• [AIM OF THE EXERCISE]
Below is a listing. Gather each line of it that contains "handle".

Records contained in a dataset
↓
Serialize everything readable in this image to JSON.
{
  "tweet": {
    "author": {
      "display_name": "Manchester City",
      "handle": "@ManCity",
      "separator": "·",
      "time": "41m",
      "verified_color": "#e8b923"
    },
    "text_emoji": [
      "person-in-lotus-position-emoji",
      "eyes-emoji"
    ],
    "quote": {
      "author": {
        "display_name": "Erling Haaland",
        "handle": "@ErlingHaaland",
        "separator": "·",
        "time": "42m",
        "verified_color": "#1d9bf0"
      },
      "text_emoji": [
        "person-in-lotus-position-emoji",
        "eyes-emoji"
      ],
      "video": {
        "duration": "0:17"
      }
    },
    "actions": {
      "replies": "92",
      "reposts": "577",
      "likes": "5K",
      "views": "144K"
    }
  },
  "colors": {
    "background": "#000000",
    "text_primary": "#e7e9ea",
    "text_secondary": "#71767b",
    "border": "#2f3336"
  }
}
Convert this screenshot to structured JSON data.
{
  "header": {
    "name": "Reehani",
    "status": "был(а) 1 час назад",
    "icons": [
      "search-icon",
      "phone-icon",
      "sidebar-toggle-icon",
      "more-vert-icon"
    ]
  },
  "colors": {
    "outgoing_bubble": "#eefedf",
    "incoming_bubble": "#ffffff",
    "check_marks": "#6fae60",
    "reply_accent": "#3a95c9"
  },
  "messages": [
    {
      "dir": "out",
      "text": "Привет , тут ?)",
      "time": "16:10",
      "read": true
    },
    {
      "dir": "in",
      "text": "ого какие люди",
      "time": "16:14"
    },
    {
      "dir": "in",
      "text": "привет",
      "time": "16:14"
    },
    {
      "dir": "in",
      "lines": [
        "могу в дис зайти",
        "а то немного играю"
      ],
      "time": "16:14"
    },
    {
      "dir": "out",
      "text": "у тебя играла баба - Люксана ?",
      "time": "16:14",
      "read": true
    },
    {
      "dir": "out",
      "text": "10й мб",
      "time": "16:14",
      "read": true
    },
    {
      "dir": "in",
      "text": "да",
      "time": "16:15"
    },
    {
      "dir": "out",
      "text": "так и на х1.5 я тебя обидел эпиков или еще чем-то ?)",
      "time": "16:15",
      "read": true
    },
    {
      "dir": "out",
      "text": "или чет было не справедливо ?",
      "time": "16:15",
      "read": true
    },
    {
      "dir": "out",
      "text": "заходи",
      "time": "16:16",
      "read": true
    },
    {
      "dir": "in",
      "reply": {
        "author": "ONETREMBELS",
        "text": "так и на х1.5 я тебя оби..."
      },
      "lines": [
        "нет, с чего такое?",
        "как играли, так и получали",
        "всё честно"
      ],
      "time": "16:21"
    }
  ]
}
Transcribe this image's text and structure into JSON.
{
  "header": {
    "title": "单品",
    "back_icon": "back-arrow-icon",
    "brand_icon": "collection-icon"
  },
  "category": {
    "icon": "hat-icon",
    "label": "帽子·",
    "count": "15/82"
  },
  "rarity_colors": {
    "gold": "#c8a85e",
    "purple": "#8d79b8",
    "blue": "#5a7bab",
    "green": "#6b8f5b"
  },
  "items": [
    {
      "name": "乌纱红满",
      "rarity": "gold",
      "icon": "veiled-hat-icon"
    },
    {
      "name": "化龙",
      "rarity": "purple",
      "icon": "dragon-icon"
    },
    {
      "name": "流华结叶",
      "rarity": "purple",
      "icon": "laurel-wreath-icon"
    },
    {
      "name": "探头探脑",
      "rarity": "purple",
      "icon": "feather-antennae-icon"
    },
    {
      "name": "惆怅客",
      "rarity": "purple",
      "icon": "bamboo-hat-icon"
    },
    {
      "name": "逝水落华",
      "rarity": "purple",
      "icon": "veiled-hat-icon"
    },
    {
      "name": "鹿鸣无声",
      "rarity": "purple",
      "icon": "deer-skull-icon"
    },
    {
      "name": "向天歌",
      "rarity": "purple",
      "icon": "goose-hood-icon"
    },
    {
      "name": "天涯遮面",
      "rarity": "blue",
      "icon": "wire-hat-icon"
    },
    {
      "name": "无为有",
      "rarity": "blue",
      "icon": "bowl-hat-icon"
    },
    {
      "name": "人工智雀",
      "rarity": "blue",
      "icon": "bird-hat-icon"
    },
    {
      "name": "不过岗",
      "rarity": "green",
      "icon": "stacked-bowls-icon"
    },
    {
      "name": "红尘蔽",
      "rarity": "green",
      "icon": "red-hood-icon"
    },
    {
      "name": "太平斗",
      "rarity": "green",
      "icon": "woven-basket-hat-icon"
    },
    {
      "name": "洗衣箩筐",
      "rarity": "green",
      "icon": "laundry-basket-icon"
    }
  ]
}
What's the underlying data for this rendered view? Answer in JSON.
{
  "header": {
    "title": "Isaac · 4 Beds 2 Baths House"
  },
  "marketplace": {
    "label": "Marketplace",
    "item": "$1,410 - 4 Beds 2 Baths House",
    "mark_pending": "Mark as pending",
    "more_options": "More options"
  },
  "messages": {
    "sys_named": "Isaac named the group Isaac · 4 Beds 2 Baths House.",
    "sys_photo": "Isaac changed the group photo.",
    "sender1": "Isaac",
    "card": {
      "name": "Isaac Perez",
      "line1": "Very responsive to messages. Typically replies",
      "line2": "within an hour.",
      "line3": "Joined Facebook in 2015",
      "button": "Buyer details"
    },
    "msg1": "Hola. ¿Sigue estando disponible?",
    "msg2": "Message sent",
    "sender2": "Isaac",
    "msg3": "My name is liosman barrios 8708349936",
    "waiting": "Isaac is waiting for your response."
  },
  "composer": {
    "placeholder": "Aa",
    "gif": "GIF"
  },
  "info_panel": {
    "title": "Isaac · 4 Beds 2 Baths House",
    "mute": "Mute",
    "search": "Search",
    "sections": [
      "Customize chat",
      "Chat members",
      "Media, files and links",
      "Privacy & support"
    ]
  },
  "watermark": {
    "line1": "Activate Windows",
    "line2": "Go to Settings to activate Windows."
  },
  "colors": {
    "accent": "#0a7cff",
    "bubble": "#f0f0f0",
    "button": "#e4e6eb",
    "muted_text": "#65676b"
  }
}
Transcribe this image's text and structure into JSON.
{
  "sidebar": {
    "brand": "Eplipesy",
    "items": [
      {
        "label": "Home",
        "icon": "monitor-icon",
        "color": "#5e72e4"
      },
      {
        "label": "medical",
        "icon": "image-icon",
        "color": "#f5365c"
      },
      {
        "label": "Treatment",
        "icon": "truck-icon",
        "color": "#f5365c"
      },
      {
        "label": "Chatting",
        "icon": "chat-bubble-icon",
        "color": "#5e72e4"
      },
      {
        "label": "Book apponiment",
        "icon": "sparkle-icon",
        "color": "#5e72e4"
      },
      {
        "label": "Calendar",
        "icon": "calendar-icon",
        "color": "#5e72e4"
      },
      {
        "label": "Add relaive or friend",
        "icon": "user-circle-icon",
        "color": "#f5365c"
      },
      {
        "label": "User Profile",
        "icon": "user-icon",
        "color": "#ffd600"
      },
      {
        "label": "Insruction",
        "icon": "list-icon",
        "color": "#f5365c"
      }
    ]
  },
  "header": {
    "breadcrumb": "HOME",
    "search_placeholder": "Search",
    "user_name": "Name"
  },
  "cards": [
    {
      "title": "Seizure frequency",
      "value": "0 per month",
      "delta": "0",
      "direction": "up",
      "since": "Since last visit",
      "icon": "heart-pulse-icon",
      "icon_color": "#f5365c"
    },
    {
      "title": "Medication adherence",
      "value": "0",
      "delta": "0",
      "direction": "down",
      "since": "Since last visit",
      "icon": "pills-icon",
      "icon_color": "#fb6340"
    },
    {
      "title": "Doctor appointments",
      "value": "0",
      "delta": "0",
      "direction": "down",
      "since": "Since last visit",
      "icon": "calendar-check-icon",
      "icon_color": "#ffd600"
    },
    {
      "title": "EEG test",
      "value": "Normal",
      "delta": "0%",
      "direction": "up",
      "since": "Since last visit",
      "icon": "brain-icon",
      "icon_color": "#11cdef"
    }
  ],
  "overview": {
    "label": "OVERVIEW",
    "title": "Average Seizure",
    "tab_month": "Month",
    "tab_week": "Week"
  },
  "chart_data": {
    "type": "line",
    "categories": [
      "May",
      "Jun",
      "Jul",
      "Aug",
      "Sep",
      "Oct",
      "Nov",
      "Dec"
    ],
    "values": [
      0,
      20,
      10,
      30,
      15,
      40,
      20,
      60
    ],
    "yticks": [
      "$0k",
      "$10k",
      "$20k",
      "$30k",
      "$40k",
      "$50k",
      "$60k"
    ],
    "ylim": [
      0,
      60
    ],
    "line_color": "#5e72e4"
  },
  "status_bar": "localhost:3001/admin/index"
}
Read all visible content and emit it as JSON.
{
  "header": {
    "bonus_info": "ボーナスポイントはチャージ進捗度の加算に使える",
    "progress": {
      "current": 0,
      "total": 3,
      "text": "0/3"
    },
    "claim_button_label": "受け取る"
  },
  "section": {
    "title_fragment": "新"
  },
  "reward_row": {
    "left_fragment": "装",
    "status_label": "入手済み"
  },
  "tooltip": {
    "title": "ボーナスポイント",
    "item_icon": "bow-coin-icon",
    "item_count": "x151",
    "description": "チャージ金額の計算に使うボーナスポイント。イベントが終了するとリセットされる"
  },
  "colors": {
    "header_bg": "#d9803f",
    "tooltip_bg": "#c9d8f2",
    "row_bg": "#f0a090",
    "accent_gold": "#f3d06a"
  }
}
↑
• [EXERCISE RESULT]
      "handle": "@ManCity",
        "handle": "@ErlingHaaland",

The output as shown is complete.